* BEGIN Records for this exercise *
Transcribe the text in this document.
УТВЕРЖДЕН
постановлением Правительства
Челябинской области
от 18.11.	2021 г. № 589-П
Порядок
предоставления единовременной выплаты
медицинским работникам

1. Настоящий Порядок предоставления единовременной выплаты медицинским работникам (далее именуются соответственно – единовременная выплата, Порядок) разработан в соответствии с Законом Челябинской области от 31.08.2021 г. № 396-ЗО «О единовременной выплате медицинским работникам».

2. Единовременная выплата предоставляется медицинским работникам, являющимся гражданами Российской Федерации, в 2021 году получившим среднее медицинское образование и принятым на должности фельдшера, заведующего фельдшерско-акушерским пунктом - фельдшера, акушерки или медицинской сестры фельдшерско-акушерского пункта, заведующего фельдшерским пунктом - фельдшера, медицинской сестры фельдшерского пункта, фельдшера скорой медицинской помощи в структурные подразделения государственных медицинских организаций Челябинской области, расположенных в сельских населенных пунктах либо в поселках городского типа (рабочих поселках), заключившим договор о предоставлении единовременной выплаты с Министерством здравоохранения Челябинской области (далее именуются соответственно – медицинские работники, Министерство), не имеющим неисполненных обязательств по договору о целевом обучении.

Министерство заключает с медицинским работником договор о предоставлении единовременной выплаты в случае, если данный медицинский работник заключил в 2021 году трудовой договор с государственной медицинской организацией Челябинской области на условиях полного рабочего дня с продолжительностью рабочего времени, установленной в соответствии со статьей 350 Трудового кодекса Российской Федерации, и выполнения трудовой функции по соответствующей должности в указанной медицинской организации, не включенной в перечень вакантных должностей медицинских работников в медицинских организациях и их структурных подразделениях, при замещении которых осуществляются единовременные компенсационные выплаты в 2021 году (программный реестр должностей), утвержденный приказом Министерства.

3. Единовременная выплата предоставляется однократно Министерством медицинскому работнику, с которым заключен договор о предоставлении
* END Records for this exercise *
Filter the listing above by the word "предоставления"; copy each line that passes.

предоставления единовременной выплаты
1. Настоящий Порядок предоставления единовременной выплаты медицинским работникам (далее именуются соответственно – единовременная выплата, Порядок) разработан в соответствии с Законом Челябинской области от 31.08.2021 г. № 396-ЗО «О единовременной выплате медицинским работникам».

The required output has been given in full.